Items start
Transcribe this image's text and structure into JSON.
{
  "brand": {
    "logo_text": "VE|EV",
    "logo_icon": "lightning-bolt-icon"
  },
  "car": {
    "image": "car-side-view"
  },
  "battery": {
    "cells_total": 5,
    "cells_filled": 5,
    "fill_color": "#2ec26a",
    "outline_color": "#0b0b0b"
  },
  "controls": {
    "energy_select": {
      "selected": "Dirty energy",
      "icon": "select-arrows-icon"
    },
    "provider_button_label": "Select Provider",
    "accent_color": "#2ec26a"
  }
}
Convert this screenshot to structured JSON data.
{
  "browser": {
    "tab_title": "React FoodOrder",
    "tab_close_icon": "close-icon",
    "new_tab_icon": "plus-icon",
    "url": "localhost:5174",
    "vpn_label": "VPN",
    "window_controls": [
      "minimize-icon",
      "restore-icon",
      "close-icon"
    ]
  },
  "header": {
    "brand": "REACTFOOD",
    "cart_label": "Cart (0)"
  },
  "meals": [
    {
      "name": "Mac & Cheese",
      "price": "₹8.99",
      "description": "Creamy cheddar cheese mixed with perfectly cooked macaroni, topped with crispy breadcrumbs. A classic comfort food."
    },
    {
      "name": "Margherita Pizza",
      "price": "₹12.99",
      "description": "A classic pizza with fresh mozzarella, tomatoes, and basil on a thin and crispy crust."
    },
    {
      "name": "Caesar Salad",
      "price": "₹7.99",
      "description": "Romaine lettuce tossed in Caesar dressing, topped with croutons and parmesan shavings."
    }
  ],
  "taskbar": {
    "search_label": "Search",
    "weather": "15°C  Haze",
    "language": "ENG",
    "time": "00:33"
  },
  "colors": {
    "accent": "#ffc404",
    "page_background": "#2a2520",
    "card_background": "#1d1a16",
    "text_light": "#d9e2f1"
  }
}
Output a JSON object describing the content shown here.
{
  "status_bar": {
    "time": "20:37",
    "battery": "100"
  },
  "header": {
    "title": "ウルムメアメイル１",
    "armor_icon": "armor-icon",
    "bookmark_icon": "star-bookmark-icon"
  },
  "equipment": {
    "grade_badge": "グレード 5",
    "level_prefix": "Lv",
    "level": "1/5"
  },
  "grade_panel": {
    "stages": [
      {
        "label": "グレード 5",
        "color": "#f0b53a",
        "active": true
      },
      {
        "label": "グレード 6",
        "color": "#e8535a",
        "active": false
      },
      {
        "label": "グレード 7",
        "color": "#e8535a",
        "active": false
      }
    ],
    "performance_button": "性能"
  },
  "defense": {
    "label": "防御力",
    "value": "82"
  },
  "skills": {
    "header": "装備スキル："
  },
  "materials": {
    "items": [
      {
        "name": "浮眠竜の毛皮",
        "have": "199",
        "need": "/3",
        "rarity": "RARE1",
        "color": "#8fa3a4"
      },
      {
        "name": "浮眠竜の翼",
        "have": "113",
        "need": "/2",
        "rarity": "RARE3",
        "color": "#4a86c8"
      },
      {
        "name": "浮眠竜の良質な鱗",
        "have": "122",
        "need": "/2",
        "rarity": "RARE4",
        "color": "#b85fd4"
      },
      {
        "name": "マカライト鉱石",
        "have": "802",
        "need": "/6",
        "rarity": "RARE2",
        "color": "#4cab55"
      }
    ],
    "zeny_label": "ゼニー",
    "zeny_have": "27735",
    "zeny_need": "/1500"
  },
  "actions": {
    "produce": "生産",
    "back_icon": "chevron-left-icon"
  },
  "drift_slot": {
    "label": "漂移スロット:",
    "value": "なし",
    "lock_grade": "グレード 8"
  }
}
Items end
Problem to work on: Looking at the data above, show all lines where the word "グレード" occurs.

The result:
    "grade_badge": "グレード 5",
        "label": "グレード 5",
        "label": "グレード 6",
        "label": "グレード 7",
    "lock_grade": "グレード 8"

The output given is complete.